---------- Records provided

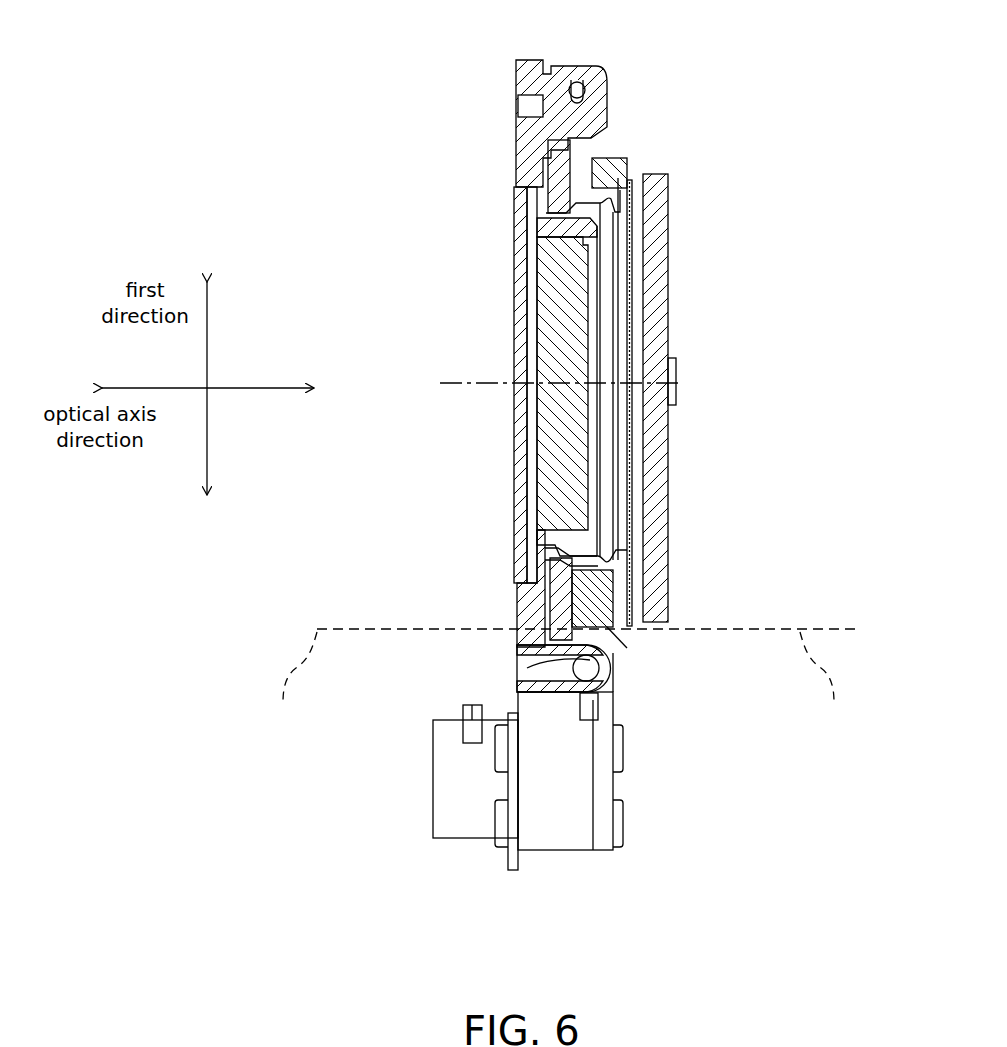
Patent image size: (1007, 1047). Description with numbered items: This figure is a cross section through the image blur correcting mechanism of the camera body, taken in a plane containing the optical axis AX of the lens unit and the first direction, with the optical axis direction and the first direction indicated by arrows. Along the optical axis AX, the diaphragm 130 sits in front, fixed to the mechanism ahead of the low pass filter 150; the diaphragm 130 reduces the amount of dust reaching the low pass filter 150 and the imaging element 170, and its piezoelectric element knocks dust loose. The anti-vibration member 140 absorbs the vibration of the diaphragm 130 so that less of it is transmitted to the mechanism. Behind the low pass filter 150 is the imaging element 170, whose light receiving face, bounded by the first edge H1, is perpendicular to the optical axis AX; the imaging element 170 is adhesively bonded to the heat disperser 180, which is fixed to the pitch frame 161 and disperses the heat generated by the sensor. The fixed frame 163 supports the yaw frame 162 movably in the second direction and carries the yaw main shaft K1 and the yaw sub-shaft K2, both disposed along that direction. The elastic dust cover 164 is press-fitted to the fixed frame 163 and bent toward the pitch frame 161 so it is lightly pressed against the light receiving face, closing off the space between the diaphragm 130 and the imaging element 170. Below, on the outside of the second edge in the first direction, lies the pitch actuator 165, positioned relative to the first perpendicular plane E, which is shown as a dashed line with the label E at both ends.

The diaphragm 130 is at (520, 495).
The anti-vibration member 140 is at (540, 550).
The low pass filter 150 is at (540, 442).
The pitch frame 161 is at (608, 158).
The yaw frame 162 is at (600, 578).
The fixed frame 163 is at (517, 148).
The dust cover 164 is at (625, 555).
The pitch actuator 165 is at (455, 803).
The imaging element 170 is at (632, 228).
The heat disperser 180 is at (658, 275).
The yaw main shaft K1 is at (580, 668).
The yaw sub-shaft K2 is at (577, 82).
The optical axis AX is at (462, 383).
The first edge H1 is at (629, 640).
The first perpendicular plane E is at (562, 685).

--------------------
---------- Records provided

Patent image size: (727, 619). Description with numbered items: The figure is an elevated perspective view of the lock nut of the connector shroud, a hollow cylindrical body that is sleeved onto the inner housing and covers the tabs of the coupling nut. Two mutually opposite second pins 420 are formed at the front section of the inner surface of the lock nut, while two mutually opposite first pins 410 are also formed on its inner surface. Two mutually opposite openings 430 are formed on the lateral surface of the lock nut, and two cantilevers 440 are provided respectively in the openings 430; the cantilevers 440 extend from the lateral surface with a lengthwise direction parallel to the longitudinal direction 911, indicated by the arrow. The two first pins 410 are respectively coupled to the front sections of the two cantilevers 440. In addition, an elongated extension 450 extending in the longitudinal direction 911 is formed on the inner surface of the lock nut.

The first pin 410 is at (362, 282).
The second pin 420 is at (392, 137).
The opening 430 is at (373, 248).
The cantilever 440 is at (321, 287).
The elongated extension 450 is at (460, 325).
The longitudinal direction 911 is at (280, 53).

--------------------
---------- Records provided

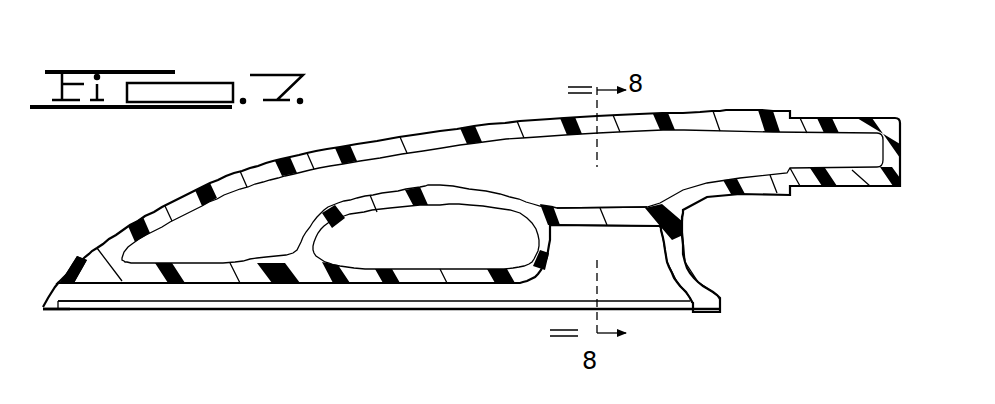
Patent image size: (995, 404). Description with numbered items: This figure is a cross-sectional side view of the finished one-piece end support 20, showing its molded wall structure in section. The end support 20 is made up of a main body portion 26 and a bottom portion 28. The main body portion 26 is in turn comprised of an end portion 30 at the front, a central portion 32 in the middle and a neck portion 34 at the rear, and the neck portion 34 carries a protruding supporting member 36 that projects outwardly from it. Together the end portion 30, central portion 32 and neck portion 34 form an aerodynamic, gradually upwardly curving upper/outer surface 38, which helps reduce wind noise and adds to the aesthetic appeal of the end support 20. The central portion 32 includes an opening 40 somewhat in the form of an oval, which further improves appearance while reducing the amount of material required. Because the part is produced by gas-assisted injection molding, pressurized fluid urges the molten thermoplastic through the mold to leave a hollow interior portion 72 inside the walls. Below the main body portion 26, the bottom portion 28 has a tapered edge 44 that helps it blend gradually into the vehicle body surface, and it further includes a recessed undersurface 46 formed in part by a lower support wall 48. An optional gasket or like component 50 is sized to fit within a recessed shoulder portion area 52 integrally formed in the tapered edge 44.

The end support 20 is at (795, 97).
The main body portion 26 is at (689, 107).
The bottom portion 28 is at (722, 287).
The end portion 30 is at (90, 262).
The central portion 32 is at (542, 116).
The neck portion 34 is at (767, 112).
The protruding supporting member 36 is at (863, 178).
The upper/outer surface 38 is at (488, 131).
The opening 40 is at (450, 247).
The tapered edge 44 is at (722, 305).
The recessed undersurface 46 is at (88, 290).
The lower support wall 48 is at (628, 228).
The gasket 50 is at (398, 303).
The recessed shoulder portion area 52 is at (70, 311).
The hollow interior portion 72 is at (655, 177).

--------------------

The problem: Quote the rows above word for word, starting at the line that contains "Patent image size: (727, 619)." and stopping after the line that contains "The longitudinal direction 911 is at".

The solution:
Patent image size: (727, 619). Description with numbered items: The figure is an elevated perspective view of the lock nut of the connector shroud, a hollow cylindrical body that is sleeved onto the inner housing and covers the tabs of the coupling nut. Two mutually opposite second pins 420 are formed at the front section of the inner surface of the lock nut, while two mutually opposite first pins 410 are also formed on its inner surface. Two mutually opposite openings 430 are formed on the lateral surface of the lock nut, and two cantilevers 440 are provided respectively in the openings 430; the cantilevers 440 extend from the lateral surface with a lengthwise direction parallel to the longitudinal direction 911, indicated by the arrow. The two first pins 410 are respectively coupled to the front sections of the two cantilevers 440. In addition, an elongated extension 450 extending in the longitudinal direction 911 is formed on the inner surface of the lock nut.

The first pin 410 is at (362, 282).
The second pin 420 is at (392, 137).
The opening 430 is at (373, 248).
The cantilever 440 is at (321, 287).
The elongated extension 450 is at (460, 325).
The longitudinal direction 911 is at (280, 53).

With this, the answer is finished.